Your task is to write out the complete listing exactly as it is shown.

+++ Stored rows +++

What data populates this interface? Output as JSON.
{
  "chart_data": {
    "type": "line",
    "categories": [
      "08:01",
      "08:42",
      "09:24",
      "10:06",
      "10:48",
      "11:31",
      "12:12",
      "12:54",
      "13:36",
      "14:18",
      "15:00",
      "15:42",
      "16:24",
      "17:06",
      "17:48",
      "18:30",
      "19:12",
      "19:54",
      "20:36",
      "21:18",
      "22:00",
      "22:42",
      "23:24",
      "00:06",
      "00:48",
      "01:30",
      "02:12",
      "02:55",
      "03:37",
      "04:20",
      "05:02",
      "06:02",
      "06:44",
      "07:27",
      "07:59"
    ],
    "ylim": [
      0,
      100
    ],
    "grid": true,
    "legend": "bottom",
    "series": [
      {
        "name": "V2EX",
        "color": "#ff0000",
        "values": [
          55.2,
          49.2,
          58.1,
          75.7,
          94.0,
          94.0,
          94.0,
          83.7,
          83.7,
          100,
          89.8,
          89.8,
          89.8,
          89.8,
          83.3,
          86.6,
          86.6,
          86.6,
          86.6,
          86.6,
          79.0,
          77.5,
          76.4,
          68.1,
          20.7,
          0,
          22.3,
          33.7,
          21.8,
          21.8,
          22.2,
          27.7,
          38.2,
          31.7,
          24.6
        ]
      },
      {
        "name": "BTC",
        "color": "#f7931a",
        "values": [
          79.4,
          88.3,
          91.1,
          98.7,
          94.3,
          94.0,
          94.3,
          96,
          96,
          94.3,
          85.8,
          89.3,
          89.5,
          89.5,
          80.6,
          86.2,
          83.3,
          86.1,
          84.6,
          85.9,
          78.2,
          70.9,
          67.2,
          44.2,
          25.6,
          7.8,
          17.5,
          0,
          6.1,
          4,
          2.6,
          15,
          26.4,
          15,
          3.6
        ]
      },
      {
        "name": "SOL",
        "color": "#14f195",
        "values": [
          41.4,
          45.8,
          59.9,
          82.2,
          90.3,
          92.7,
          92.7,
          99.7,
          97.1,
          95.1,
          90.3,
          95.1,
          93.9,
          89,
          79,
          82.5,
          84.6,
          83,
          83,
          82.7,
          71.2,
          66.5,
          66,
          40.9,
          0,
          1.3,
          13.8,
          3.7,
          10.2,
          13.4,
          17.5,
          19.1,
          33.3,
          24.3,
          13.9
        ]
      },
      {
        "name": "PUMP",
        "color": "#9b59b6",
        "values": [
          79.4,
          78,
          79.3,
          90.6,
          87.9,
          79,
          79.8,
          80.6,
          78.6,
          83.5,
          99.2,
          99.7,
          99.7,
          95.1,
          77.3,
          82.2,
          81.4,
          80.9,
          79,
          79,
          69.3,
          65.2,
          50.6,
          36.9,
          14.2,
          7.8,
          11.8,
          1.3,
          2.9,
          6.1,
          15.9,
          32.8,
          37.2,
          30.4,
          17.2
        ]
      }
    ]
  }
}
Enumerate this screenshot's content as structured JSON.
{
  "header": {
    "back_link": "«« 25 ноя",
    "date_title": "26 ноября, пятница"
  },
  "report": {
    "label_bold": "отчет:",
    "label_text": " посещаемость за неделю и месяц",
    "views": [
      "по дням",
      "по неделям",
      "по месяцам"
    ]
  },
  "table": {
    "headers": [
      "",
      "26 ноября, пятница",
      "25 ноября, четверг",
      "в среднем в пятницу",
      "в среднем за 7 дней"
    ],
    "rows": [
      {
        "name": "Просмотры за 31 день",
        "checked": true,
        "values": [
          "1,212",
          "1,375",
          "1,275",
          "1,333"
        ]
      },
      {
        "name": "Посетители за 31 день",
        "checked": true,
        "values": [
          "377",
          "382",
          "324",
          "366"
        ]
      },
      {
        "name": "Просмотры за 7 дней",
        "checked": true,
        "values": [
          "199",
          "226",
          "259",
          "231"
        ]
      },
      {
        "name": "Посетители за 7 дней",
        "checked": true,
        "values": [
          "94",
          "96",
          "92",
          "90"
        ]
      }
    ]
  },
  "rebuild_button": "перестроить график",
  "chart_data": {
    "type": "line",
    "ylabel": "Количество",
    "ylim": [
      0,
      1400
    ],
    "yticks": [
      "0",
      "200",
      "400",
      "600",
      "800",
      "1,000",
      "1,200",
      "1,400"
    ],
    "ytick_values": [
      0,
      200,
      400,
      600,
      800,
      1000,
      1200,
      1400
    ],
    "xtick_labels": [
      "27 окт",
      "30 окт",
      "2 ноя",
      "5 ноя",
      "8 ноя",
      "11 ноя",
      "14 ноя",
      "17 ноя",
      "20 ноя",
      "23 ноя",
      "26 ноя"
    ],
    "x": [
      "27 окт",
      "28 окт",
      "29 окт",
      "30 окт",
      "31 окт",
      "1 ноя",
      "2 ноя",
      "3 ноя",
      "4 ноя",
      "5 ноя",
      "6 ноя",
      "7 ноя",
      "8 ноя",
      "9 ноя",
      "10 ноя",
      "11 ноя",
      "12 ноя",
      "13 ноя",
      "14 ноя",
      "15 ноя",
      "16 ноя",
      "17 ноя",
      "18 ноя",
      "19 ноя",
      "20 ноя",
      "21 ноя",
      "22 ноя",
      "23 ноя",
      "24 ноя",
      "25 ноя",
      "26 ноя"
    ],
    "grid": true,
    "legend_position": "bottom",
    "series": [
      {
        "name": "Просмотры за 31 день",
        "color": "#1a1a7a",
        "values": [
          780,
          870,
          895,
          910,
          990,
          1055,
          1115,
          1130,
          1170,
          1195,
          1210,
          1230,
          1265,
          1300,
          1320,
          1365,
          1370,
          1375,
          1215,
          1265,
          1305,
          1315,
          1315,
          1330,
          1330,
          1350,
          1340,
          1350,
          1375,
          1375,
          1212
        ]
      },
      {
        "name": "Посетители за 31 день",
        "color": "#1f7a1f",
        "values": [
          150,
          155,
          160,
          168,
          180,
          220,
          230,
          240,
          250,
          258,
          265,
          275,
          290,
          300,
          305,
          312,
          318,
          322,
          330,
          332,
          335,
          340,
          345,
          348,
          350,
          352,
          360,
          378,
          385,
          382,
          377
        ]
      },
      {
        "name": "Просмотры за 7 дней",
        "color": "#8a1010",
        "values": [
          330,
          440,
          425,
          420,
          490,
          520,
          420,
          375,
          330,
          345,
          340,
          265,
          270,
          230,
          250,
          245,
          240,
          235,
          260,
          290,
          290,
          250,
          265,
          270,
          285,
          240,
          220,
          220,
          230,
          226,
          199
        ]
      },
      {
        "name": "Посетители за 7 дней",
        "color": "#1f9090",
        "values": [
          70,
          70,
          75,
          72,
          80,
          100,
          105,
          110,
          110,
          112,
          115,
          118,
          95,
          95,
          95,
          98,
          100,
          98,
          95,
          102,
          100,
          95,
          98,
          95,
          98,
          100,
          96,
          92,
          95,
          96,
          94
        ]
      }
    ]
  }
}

+++

> [Right answer]:
What data populates this interface? Output as JSON.
{
  "chart_data": {
    "type": "line",
    "categories": [
      "08:01",
      "08:42",
      "09:24",
      "10:06",
      "10:48",
      "11:31",
      "12:12",
      "12:54",
      "13:36",
      "14:18",
      "15:00",
      "15:42",
      "16:24",
      "17:06",
      "17:48",
      "18:30",
      "19:12",
      "19:54",
      "20:36",
      "21:18",
      "22:00",
      "22:42",
      "23:24",
      "00:06",
      "00:48",
      "01:30",
      "02:12",
      "02:55",
      "03:37",
      "04:20",
      "05:02",
      "06:02",
      "06:44",
      "07:27",
      "07:59"
    ],
    "ylim": [
      0,
      100
    ],
    "grid": true,
    "legend": "bottom",
    "series": [
      {
        "name": "V2EX",
        "color": "#ff0000",
        "values": [
          55.2,
          49.2,
          58.1,
          75.7,
          94.0,
          94.0,
          94.0,
          83.7,
          83.7,
          100,
          89.8,
          89.8,
          89.8,
          89.8,
          83.3,
          86.6,
          86.6,
          86.6,
          86.6,
          86.6,
          79.0,
          77.5,
          76.4,
          68.1,
          20.7,
          0,
          22.3,
          33.7,
          21.8,
          21.8,
          22.2,
          27.7,
          38.2,
          31.7,
          24.6
        ]
      },
      {
        "name": "BTC",
        "color": "#f7931a",
        "values": [
          79.4,
          88.3,
          91.1,
          98.7,
          94.3,
          94.0,
          94.3,
          96,
          96,
          94.3,
          85.8,
          89.3,
          89.5,
          89.5,
          80.6,
          86.2,
          83.3,
          86.1,
          84.6,
          85.9,
          78.2,
          70.9,
          67.2,
          44.2,
          25.6,
          7.8,
          17.5,
          0,
          6.1,
          4,
          2.6,
          15,
          26.4,
          15,
          3.6
        ]
      },
      {
        "name": "SOL",
        "color": "#14f195",
        "values": [
          41.4,
          45.8,
          59.9,
          82.2,
          90.3,
          92.7,
          92.7,
          99.7,
          97.1,
          95.1,
          90.3,
          95.1,
          93.9,
          89,
          79,
          82.5,
          84.6,
          83,
          83,
          82.7,
          71.2,
          66.5,
          66,
          40.9,
          0,
          1.3,
          13.8,
          3.7,
          10.2,
          13.4,
          17.5,
          19.1,
          33.3,
          24.3,
          13.9
        ]
      },
      {
        "name": "PUMP",
        "color": "#9b59b6",
        "values": [
          79.4,
          78,
          79.3,
          90.6,
          87.9,
          79,
          79.8,
          80.6,
          78.6,
          83.5,
          99.2,
          99.7,
          99.7,
          95.1,
          77.3,
          82.2,
          81.4,
          80.9,
          79,
          79,
          69.3,
          65.2,
          50.6,
          36.9,
          14.2,
          7.8,
          11.8,
          1.3,
          2.9,
          6.1,
          15.9,
          32.8,
          37.2,
          30.4,
          17.2
        ]
      }
    ]
  }
}
Enumerate this screenshot's content as structured JSON.
{
  "header": {
    "back_link": "«« 25 ноя",
    "date_title": "26 ноября, пятница"
  },
  "report": {
    "label_bold": "отчет:",
    "label_text": " посещаемость за неделю и месяц",
    "views": [
      "по дням",
      "по неделям",
      "по месяцам"
    ]
  },
  "table": {
    "headers": [
      "",
      "26 ноября, пятница",
      "25 ноября, четверг",
      "в среднем в пятницу",
      "в среднем за 7 дней"
    ],
    "rows": [
      {
        "name": "Просмотры за 31 день",
        "checked": true,
        "values": [
          "1,212",
          "1,375",
          "1,275",
          "1,333"
        ]
      },
      {
        "name": "Посетители за 31 день",
        "checked": true,
        "values": [
          "377",
          "382",
          "324",
          "366"
        ]
      },
      {
        "name": "Просмотры за 7 дней",
        "checked": true,
        "values": [
          "199",
          "226",
          "259",
          "231"
        ]
      },
      {
        "name": "Посетители за 7 дней",
        "checked": true,
        "values": [
          "94",
          "96",
          "92",
          "90"
        ]
      }
    ]
  },
  "rebuild_button": "перестроить график",
  "chart_data": {
    "type": "line",
    "ylabel": "Количество",
    "ylim": [
      0,
      1400
    ],
    "yticks": [
      "0",
      "200",
      "400",
      "600",
      "800",
      "1,000",
      "1,200",
      "1,400"
    ],
    "ytick_values": [
      0,
      200,
      400,
      600,
      800,
      1000,
      1200,
      1400
    ],
    "xtick_labels": [
      "27 окт",
      "30 окт",
      "2 ноя",
      "5 ноя",
      "8 ноя",
      "11 ноя",
      "14 ноя",
      "17 ноя",
      "20 ноя",
      "23 ноя",
      "26 ноя"
    ],
    "x": [
      "27 окт",
      "28 окт",
      "29 окт",
      "30 окт",
      "31 окт",
      "1 ноя",
      "2 ноя",
      "3 ноя",
      "4 ноя",
      "5 ноя",
      "6 ноя",
      "7 ноя",
      "8 ноя",
      "9 ноя",
      "10 ноя",
      "11 ноя",
      "12 ноя",
      "13 ноя",
      "14 ноя",
      "15 ноя",
      "16 ноя",
      "17 ноя",
      "18 ноя",
      "19 ноя",
      "20 ноя",
      "21 ноя",
      "22 ноя",
      "23 ноя",
      "24 ноя",
      "25 ноя",
      "26 ноя"
    ],
    "grid": true,
    "legend_position": "bottom",
    "series": [
      {
        "name": "Просмотры за 31 день",
        "color": "#1a1a7a",
        "values": [
          780,
          870,
          895,
          910,
          990,
          1055,
          1115,
          1130,
          1170,
          1195,
          1210,
          1230,
          1265,
          1300,
          1320,
          1365,
          1370,
          1375,
          1215,
          1265,
          1305,
          1315,
          1315,
          1330,
          1330,
          1350,
          1340,
          1350,
          1375,
          1375,
          1212
        ]
      },
      {
        "name": "Посетители за 31 день",
        "color": "#1f7a1f",
        "values": [
          150,
          155,
          160,
          168,
          180,
          220,
          230,
          240,
          250,
          258,
          265,
          275,
          290,
          300,
          305,
          312,
          318,
          322,
          330,
          332,
          335,
          340,
          345,
          348,
          350,
          352,
          360,
          378,
          385,
          382,
          377
        ]
      },
      {
        "name": "Просмотры за 7 дней",
        "color": "#8a1010",
        "values": [
          330,
          440,
          425,
          420,
          490,
          520,
          420,
          375,
          330,
          345,
          340,
          265,
          270,
          230,
          250,
          245,
          240,
          235,
          260,
          290,
          290,
          250,
          265,
          270,
          285,
          240,
          220,
          220,
          230,
          226,
          199
        ]
      },
      {
        "name": "Посетители за 7 дней",
        "color": "#1f9090",
        "values": [
          70,
          70,
          75,
          72,
          80,
          100,
          105,
          110,
          110,
          112,
          115,
          118,
          95,
          95,
          95,
          98,
          100,
          98,
          95,
          102,
          100,
          95,
          98,
          95,
          98,
          100,
          96,
          92,
          95,
          96,
          94
        ]
      }
    ]
  }
}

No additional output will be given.